INPUT RECORDS:
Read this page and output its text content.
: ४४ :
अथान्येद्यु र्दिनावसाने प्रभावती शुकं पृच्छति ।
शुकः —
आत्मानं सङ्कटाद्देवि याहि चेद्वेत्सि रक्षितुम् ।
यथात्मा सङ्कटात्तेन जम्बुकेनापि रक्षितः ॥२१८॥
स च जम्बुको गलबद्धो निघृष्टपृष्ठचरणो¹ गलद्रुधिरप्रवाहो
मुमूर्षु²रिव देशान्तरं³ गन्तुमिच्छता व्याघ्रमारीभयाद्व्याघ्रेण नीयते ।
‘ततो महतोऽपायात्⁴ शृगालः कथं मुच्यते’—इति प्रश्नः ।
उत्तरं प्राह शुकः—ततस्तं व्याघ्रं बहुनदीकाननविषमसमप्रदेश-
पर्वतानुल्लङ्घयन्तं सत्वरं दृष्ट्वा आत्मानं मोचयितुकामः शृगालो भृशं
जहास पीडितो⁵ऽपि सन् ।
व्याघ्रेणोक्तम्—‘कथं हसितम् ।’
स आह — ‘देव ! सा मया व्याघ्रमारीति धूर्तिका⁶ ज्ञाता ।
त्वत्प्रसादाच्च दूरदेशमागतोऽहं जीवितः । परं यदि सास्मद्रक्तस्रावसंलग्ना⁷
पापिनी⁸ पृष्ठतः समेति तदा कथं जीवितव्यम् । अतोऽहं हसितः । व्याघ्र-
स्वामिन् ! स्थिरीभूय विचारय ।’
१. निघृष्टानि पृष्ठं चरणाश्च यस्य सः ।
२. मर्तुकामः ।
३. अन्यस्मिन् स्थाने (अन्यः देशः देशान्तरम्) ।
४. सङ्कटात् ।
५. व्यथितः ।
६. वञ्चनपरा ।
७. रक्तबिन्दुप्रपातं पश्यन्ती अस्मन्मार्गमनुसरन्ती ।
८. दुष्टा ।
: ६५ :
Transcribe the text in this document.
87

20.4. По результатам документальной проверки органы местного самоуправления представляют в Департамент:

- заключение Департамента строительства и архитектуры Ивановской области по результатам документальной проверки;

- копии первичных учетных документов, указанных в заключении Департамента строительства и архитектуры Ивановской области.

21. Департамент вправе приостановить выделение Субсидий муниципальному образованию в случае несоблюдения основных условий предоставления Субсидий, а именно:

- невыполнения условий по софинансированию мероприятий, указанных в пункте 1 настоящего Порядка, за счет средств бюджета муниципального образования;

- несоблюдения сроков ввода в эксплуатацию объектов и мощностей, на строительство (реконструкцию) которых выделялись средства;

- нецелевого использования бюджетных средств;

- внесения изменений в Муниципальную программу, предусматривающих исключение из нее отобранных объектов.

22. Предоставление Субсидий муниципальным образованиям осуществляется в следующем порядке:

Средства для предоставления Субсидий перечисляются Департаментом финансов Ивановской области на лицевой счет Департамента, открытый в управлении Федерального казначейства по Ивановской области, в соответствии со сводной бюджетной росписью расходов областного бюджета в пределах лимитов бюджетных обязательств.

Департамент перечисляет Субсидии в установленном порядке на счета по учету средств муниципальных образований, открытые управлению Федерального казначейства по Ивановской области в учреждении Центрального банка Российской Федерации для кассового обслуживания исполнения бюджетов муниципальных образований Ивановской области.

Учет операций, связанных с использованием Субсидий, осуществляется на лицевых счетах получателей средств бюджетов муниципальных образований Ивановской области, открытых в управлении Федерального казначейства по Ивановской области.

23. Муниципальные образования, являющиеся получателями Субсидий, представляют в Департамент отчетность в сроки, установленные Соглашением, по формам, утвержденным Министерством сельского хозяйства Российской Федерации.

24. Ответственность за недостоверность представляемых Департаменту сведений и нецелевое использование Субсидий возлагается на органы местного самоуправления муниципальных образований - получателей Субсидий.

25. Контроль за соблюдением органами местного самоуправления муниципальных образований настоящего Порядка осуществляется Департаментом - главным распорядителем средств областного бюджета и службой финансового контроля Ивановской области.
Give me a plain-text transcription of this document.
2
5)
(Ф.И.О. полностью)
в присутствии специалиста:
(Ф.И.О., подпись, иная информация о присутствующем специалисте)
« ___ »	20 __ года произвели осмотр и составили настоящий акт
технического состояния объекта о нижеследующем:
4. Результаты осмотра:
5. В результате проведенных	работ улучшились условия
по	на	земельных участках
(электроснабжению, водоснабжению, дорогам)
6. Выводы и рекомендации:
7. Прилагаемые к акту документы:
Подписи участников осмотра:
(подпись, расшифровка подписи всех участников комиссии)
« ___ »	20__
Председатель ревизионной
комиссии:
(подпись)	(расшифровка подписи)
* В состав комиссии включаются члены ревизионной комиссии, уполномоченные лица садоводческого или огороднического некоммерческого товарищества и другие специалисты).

INSTRUCTION:
State the number of lines above that hold the string "Федерации", with nothing added.

SOLUTION TO THE EXERCISE:
2